→ **Collected data**

◆ ◆ ◆ ◆

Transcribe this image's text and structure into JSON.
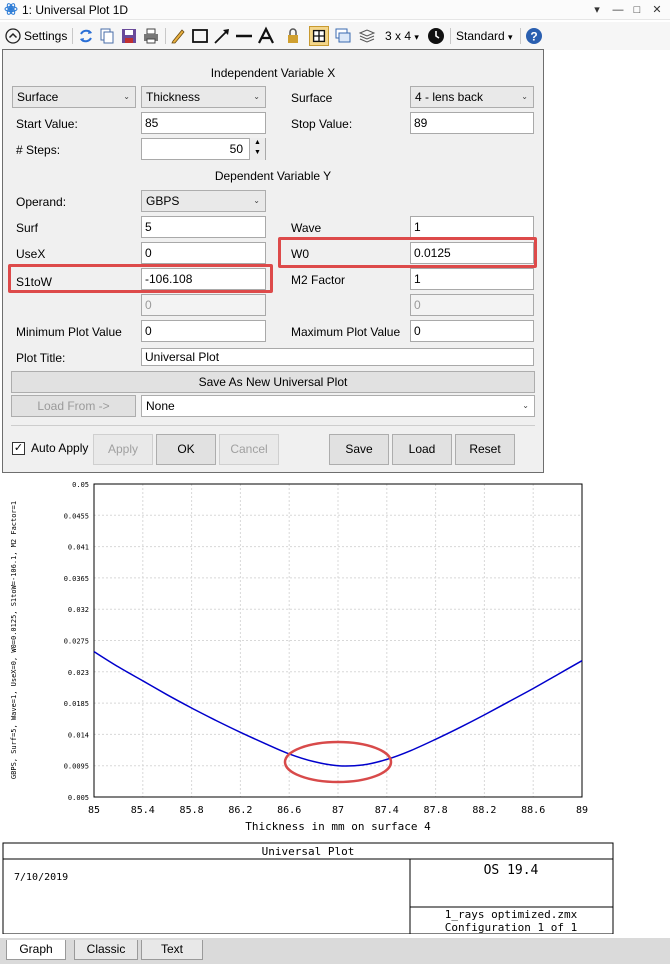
{
  "window": {
    "title": "1: Universal Plot 1D"
  },
  "toolbar": {
    "settings_label": "Settings",
    "layout_label": "3 x 4",
    "layout_caret": "▾",
    "standard_label": "Standard",
    "standard_caret": "▾"
  },
  "settings": {
    "section_x": "Independent Variable X",
    "x_type_combo": "Surface",
    "x_param_combo": "Thickness",
    "surface_label": "Surface",
    "surface_combo": "4 - lens back",
    "start_label": "Start Value:",
    "start_value": "85",
    "stop_label": "Stop Value:",
    "stop_value": "89",
    "steps_label": "# Steps:",
    "steps_value": "50",
    "section_y": "Dependent Variable Y",
    "operand_label": "Operand:",
    "operand_combo": "GBPS",
    "surf_label": "Surf",
    "surf_value": "5",
    "wave_label": "Wave",
    "wave_value": "1",
    "usex_label": "UseX",
    "usex_value": "0",
    "w0_label": "W0",
    "w0_value": "0.0125",
    "s1tow_label": "S1toW",
    "s1tow_value": "-106.108",
    "m2_label": "M2 Factor",
    "m2_value": "1",
    "extra_left_value": "0",
    "extra_right_value": "0",
    "min_label": "Minimum Plot Value",
    "min_value": "0",
    "max_label": "Maximum Plot Value",
    "max_value": "0",
    "plot_title_label": "Plot Title:",
    "plot_title_value": "Universal Plot",
    "save_as_new": "Save As New Universal Plot",
    "load_from": "Load From ->",
    "load_combo": "None",
    "auto_apply_label": "Auto Apply",
    "auto_apply_checked": "✓",
    "apply_button": "Apply",
    "ok_button": "OK",
    "cancel_button": "Cancel",
    "save_button": "Save",
    "load_button": "Load",
    "reset_button": "Reset"
  },
  "chart_data": {
    "type": "line",
    "xlabel": "Thickness in mm on surface 4",
    "ylabel": "GBPS, Surf=5, Wave=1, UseX=0, W0=0.0125, S1toW=-106.1, M2 Factor=1",
    "xlim": [
      85,
      89
    ],
    "ylim": [
      0.005,
      0.05
    ],
    "x_ticks": [
      "85",
      "85.4",
      "85.8",
      "86.2",
      "86.6",
      "87",
      "87.4",
      "87.8",
      "88.2",
      "88.6",
      "89"
    ],
    "y_ticks": [
      "0.005",
      "0.0095",
      "0.014",
      "0.0185",
      "0.023",
      "0.0275",
      "0.032",
      "0.0365",
      "0.041",
      "0.0455",
      "0.05"
    ],
    "grid": true,
    "line_color": "#0000cc",
    "annotation_color": "#d84a4a",
    "series": [
      {
        "x": [
          85,
          85.2,
          85.4,
          85.6,
          85.8,
          86.0,
          86.2,
          86.4,
          86.6,
          86.8,
          87.0,
          87.2,
          87.4,
          87.6,
          87.8,
          88.0,
          88.2,
          88.4,
          88.6,
          88.8,
          89.0
        ],
        "values": [
          0.0259,
          0.0237,
          0.0217,
          0.0197,
          0.0178,
          0.016,
          0.0143,
          0.0127,
          0.0112,
          0.0101,
          0.0095,
          0.0096,
          0.0104,
          0.0117,
          0.0133,
          0.015,
          0.0168,
          0.0187,
          0.0206,
          0.0226,
          0.0246
        ]
      }
    ]
  },
  "footer": {
    "title": "Universal Plot",
    "date": "7/10/2019",
    "version": "OS 19.4",
    "file": "1_rays optimized.zmx",
    "config": "Configuration 1 of 1"
  },
  "tabs": [
    "Graph",
    "Classic",
    "Text"
  ]
}
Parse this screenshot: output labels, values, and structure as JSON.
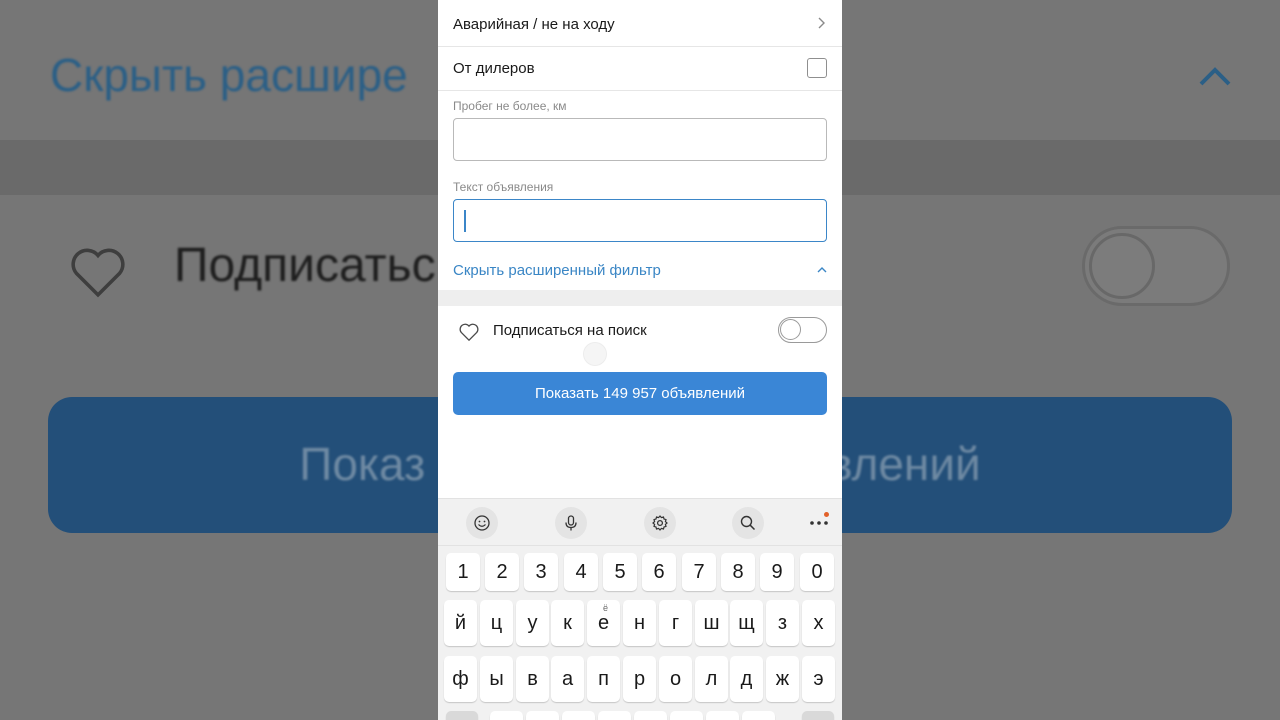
{
  "background": {
    "hide_filter_text": "Скрыть расшире",
    "subscribe_text": "Подписатьс",
    "show_button_left": "Показ",
    "show_button_right": "явлений"
  },
  "filters": {
    "damaged_label": "Аварийная / не на ходу",
    "dealers_label": "От дилеров",
    "dealers_checked": false,
    "mileage_label": "Пробег не более, км",
    "mileage_value": "",
    "ad_text_label": "Текст объявления",
    "ad_text_value": "",
    "hide_advanced_label": "Скрыть расширенный фильтр"
  },
  "subscribe": {
    "label": "Подписаться на поиск",
    "enabled": false
  },
  "show_button": {
    "label": "Показать 149 957 объявлений"
  },
  "colors": {
    "accent": "#3a86d6",
    "link": "#3a86c5",
    "notification_dot": "#e2612a"
  },
  "keyboard": {
    "tools": [
      "emoji-icon",
      "microphone-icon",
      "settings-icon",
      "search-icon",
      "more-icon"
    ],
    "number_row": [
      "1",
      "2",
      "3",
      "4",
      "5",
      "6",
      "7",
      "8",
      "9",
      "0"
    ],
    "row1": [
      "й",
      "ц",
      "у",
      "к",
      "е",
      "н",
      "г",
      "ш",
      "щ",
      "з",
      "х"
    ],
    "row1_hint_e": "ё",
    "row2": [
      "ф",
      "ы",
      "в",
      "а",
      "п",
      "р",
      "о",
      "л",
      "д",
      "ж",
      "э"
    ]
  }
}
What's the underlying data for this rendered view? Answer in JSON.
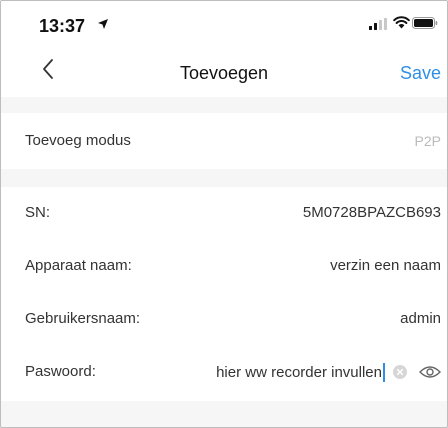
{
  "status_bar": {
    "time": "13:37"
  },
  "header": {
    "title": "Toevoegen",
    "save_label": "Save"
  },
  "mode_section": {
    "label": "Toevoeg modus",
    "value": "P2P"
  },
  "fields": {
    "sn": {
      "label": "SN:",
      "value": "5M0728BPAZCB693"
    },
    "device_name": {
      "label": "Apparaat naam:",
      "value": "verzin een naam"
    },
    "username": {
      "label": "Gebruikersnaam:",
      "value": "admin"
    },
    "password": {
      "label": "Paswoord:",
      "value": "hier ww recorder invullen"
    }
  },
  "colors": {
    "accent": "#2f8fe6",
    "background": "#f6f6f6"
  }
}
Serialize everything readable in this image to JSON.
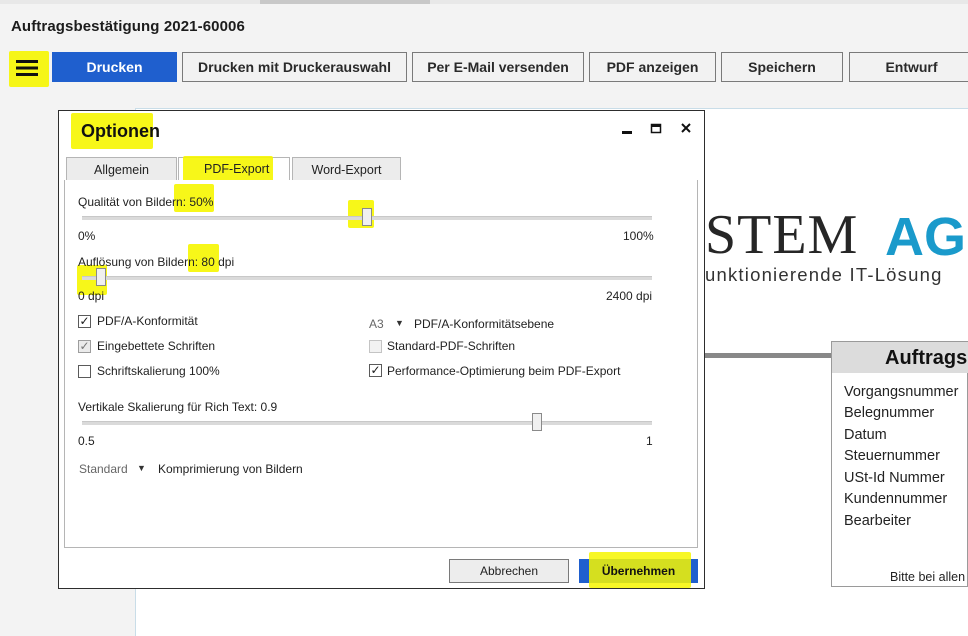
{
  "window": {
    "title": "Auftragsbestätigung 2021-60006"
  },
  "toolbar": {
    "menu_icon": "hamburger-menu-icon",
    "buttons": [
      "Drucken",
      "Drucken mit Druckerauswahl",
      "Per E-Mail versenden",
      "PDF anzeigen",
      "Speichern",
      "Entwurf"
    ]
  },
  "document": {
    "logo_main": "STEM",
    "logo_accent": "AG",
    "logo_sub": "unktionierende IT-Lösung",
    "box_title": "Auftrags",
    "box_rows": [
      "Vorgangsnummer",
      "Belegnummer",
      "Datum",
      "Steuernummer",
      "USt-Id Nummer",
      "Kundennummer",
      "Bearbeiter"
    ],
    "box_footer": "Bitte bei allen"
  },
  "dialog": {
    "title": "Optionen",
    "window_controls": {
      "minimize": "minimize-icon",
      "maximize": "maximize-icon",
      "close": "close-icon"
    },
    "tabs": [
      "Allgemein",
      "PDF-Export",
      "Word-Export"
    ],
    "active_tab": "PDF-Export",
    "quality": {
      "label": "Qualität von Bildern: 50%",
      "min": "0%",
      "max": "100%",
      "value": 0.5
    },
    "resolution": {
      "label": "Auflösung von Bildern: 80 dpi",
      "min": "0 dpi",
      "max": "2400 dpi",
      "value": 80
    },
    "checkboxes_left": [
      {
        "label": "PDF/A-Konformität",
        "checked": true,
        "state": "enabled"
      },
      {
        "label": "Eingebettete Schriften",
        "checked": true,
        "state": "grayed"
      },
      {
        "label": "Schriftskalierung 100%",
        "checked": false,
        "state": "enabled"
      }
    ],
    "pdfa_level": {
      "value": "A3",
      "label": "PDF/A-Konformitätsebene"
    },
    "checkboxes_right": [
      {
        "label": "Standard-PDF-Schriften",
        "checked": false,
        "state": "disabled"
      },
      {
        "label": "Performance-Optimierung beim PDF-Export",
        "checked": true,
        "state": "enabled"
      }
    ],
    "rich_text_scale": {
      "label": "Vertikale Skalierung für Rich Text: 0.9",
      "min": "0.5",
      "max": "1",
      "value": 0.9
    },
    "compression": {
      "value": "Standard",
      "label": "Komprimierung von Bildern"
    },
    "buttons": {
      "cancel": "Abbrechen",
      "apply": "Übernehmen"
    }
  },
  "highlight_color": "#f6f600",
  "accent_color": "#1f5fce"
}
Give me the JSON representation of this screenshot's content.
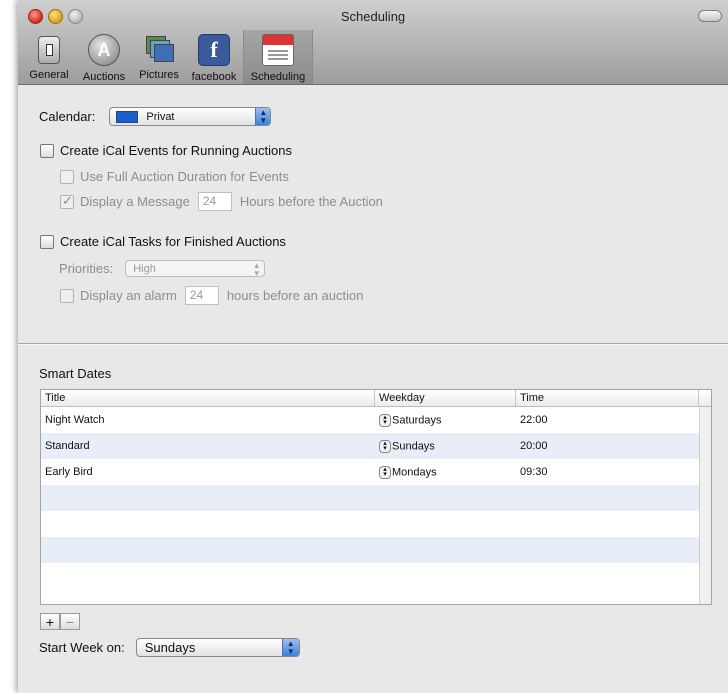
{
  "window": {
    "title": "Scheduling"
  },
  "toolbar": {
    "items": [
      {
        "label": "General",
        "icon": "switch-icon"
      },
      {
        "label": "Auctions",
        "icon": "auction-a-icon",
        "glyph": "A"
      },
      {
        "label": "Pictures",
        "icon": "pictures-icon"
      },
      {
        "label": "facebook",
        "icon": "facebook-icon",
        "glyph": "f"
      },
      {
        "label": "Scheduling",
        "icon": "calendar-icon",
        "selected": true
      }
    ]
  },
  "calendar": {
    "label": "Calendar:",
    "value": "Privat",
    "color": "#1b5ec9"
  },
  "events": {
    "label": "Create iCal Events for Running Auctions",
    "checked": false,
    "full_duration_label": "Use Full Auction Duration for Events",
    "display_message_label": "Display a Message",
    "display_message_checked": true,
    "hours_value": "24",
    "hours_suffix": "Hours before the Auction"
  },
  "tasks": {
    "label": "Create iCal Tasks for Finished Auctions",
    "checked": false,
    "priorities_label": "Priorities:",
    "priorities_value": "High",
    "alarm_label": "Display an alarm",
    "alarm_value": "24",
    "alarm_suffix": "hours before an auction"
  },
  "smart_dates": {
    "heading": "Smart Dates",
    "columns": [
      "Title",
      "Weekday",
      "Time"
    ],
    "rows": [
      {
        "title": "Night Watch",
        "weekday": "Saturdays",
        "time": "22:00"
      },
      {
        "title": "Standard",
        "weekday": "Sundays",
        "time": "20:00"
      },
      {
        "title": "Early Bird",
        "weekday": "Mondays",
        "time": "09:30"
      }
    ],
    "add_label": "+",
    "remove_label": "−"
  },
  "start_week": {
    "label": "Start Week on:",
    "value": "Sundays"
  }
}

◆ ◆ ◆ ◆

→ **AIM OF THE TASK**
From the listing, tally every line with the word "image" in it and give only the tally.

→ **OUTPUT OF THE EXERCISE**
2